» **TASK PROMPT**:
Leave out the pictures and return every entry exactly as it appears.

» **RECORDS**:

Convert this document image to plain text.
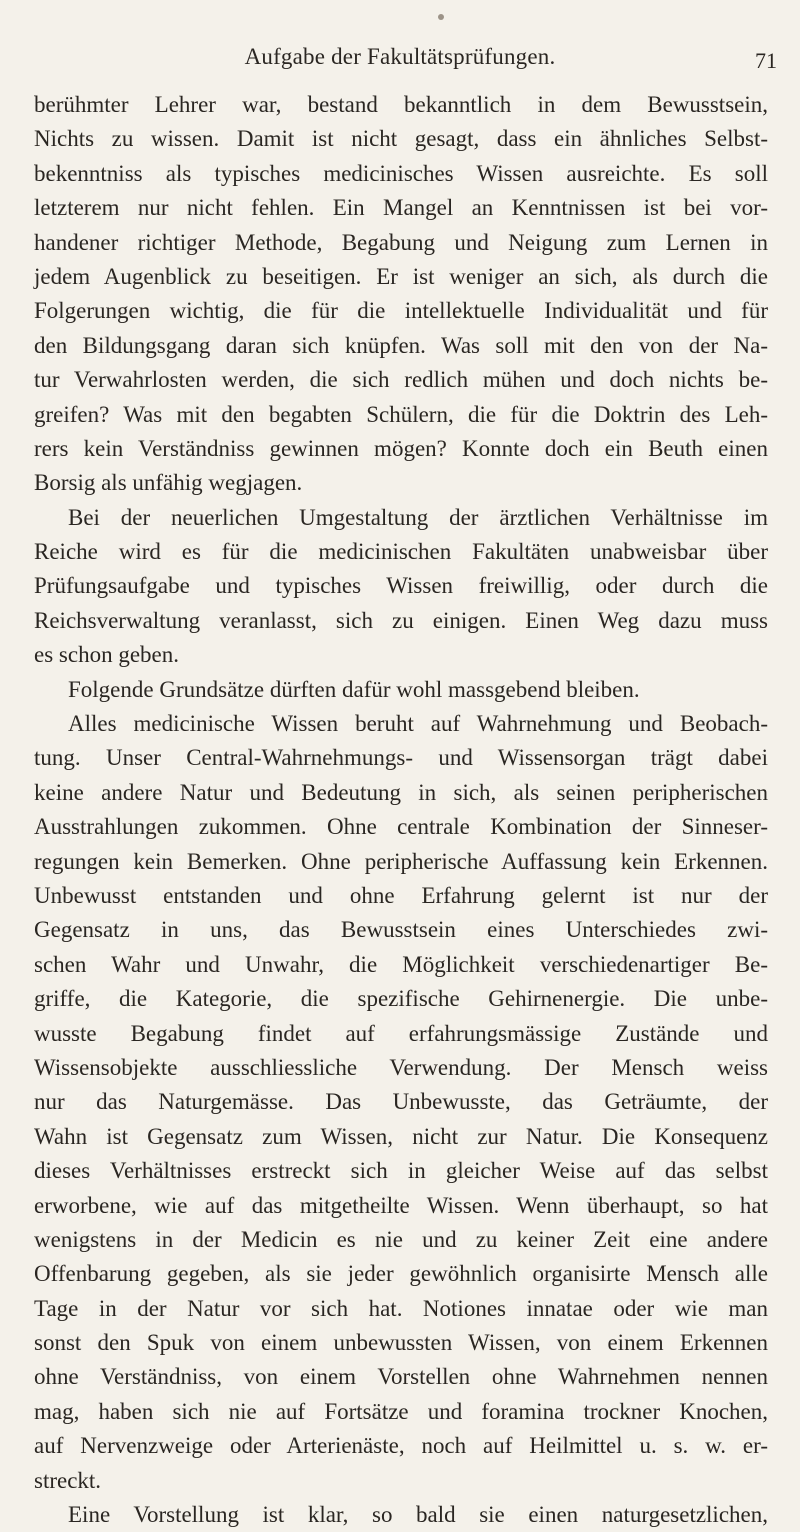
Aufgabe der Fakultätsprüfungen.	71
berühmter Lehrer war, bestand bekanntlich in dem Bewusstsein,
Nichts zu wissen. Damit ist nicht gesagt, dass ein ähnliches Selbst-
bekenntniss als typisches medicinisches Wissen ausreichte. Es soll
letzterem nur nicht fehlen. Ein Mangel an Kenntnissen ist bei vor-
handener richtiger Methode, Begabung und Neigung zum Lernen in
jedem Augenblick zu beseitigen. Er ist weniger an sich, als durch die
Folgerungen wichtig, die für die intellektuelle Individualität und für
den Bildungsgang daran sich knüpfen. Was soll mit den von der Na-
tur Verwahrlosten werden, die sich redlich mühen und doch nichts be-
greifen? Was mit den begabten Schülern, die für die Doktrin des Leh-
rers kein Verständniss gewinnen mögen? Konnte doch ein Beuth einen
Borsig als unfähig wegjagen.
Bei der neuerlichen Umgestaltung der ärztlichen Verhältnisse im
Reiche wird es für die medicinischen Fakultäten unabweisbar über
Prüfungsaufgabe und typisches Wissen freiwillig, oder durch die
Reichsverwaltung veranlasst, sich zu einigen. Einen Weg dazu muss
es schon geben.
Folgende Grundsätze dürften dafür wohl massgebend bleiben.
Alles medicinische Wissen beruht auf Wahrnehmung und Beobach-
tung. Unser Central-Wahrnehmungs- und Wissensorgan trägt dabei
keine andere Natur und Bedeutung in sich, als seinen peripherischen
Ausstrahlungen zukommen. Ohne centrale Kombination der Sinneser-
regungen kein Bemerken. Ohne peripherische Auffassung kein Erkennen.
Unbewusst entstanden und ohne Erfahrung gelernt ist nur der
Gegensatz in uns, das Bewusstsein eines Unterschiedes zwi-
schen Wahr und Unwahr, die Möglichkeit verschiedenartiger Be-
griffe, die Kategorie, die spezifische Gehirnenergie. Die unbe-
wusste Begabung findet auf erfahrungsmässige Zustände und
Wissensobjekte ausschliessliche Verwendung. Der Mensch weiss
nur das Naturgemässe. Das Unbewusste, das Geträumte, der
Wahn ist Gegensatz zum Wissen, nicht zur Natur. Die Konsequenz
dieses Verhältnisses erstreckt sich in gleicher Weise auf das selbst
erworbene, wie auf das mitgetheilte Wissen. Wenn überhaupt, so hat
wenigstens in der Medicin es nie und zu keiner Zeit eine andere
Offenbarung gegeben, als sie jeder gewöhnlich organisirte Mensch alle
Tage in der Natur vor sich hat. Notiones innatae oder wie man
sonst den Spuk von einem unbewussten Wissen, von einem Erkennen
ohne Verständniss, von einem Vorstellen ohne Wahrnehmen nennen
mag, haben sich nie auf Fortsätze und foramina trockner Knochen,
auf Nervenzweige oder Arterienäste, noch auf Heilmittel u. s. w. er-
streckt.
Eine Vorstellung ist klar, so bald sie einen naturgesetzlichen,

» **SOLUTION TO THE EXERCISE**:
Convert this document image to plain text.
Aufgabe der Fakultätsprüfungen.	71
berühmter Lehrer war, bestand bekanntlich in dem Bewusstsein,
Nichts zu wissen. Damit ist nicht gesagt, dass ein ähnliches Selbst-
bekenntniss als typisches medicinisches Wissen ausreichte. Es soll
letzterem nur nicht fehlen. Ein Mangel an Kenntnissen ist bei vor-
handener richtiger Methode, Begabung und Neigung zum Lernen in
jedem Augenblick zu beseitigen. Er ist weniger an sich, als durch die
Folgerungen wichtig, die für die intellektuelle Individualität und für
den Bildungsgang daran sich knüpfen. Was soll mit den von der Na-
tur Verwahrlosten werden, die sich redlich mühen und doch nichts be-
greifen? Was mit den begabten Schülern, die für die Doktrin des Leh-
rers kein Verständniss gewinnen mögen? Konnte doch ein Beuth einen
Borsig als unfähig wegjagen.
Bei der neuerlichen Umgestaltung der ärztlichen Verhältnisse im
Reiche wird es für die medicinischen Fakultäten unabweisbar über
Prüfungsaufgabe und typisches Wissen freiwillig, oder durch die
Reichsverwaltung veranlasst, sich zu einigen. Einen Weg dazu muss
es schon geben.
Folgende Grundsätze dürften dafür wohl massgebend bleiben.
Alles medicinische Wissen beruht auf Wahrnehmung und Beobach-
tung. Unser Central-Wahrnehmungs- und Wissensorgan trägt dabei
keine andere Natur und Bedeutung in sich, als seinen peripherischen
Ausstrahlungen zukommen. Ohne centrale Kombination der Sinneser-
regungen kein Bemerken. Ohne peripherische Auffassung kein Erkennen.
Unbewusst entstanden und ohne Erfahrung gelernt ist nur der
Gegensatz in uns, das Bewusstsein eines Unterschiedes zwi-
schen Wahr und Unwahr, die Möglichkeit verschiedenartiger Be-
griffe, die Kategorie, die spezifische Gehirnenergie. Die unbe-
wusste Begabung findet auf erfahrungsmässige Zustände und
Wissensobjekte ausschliessliche Verwendung. Der Mensch weiss
nur das Naturgemässe. Das Unbewusste, das Geträumte, der
Wahn ist Gegensatz zum Wissen, nicht zur Natur. Die Konsequenz
dieses Verhältnisses erstreckt sich in gleicher Weise auf das selbst
erworbene, wie auf das mitgetheilte Wissen. Wenn überhaupt, so hat
wenigstens in der Medicin es nie und zu keiner Zeit eine andere
Offenbarung gegeben, als sie jeder gewöhnlich organisirte Mensch alle
Tage in der Natur vor sich hat. Notiones innatae oder wie man
sonst den Spuk von einem unbewussten Wissen, von einem Erkennen
ohne Verständniss, von einem Vorstellen ohne Wahrnehmen nennen
mag, haben sich nie auf Fortsätze und foramina trockner Knochen,
auf Nervenzweige oder Arterienäste, noch auf Heilmittel u. s. w. er-
streckt.
Eine Vorstellung ist klar, so bald sie einen naturgesetzlichen,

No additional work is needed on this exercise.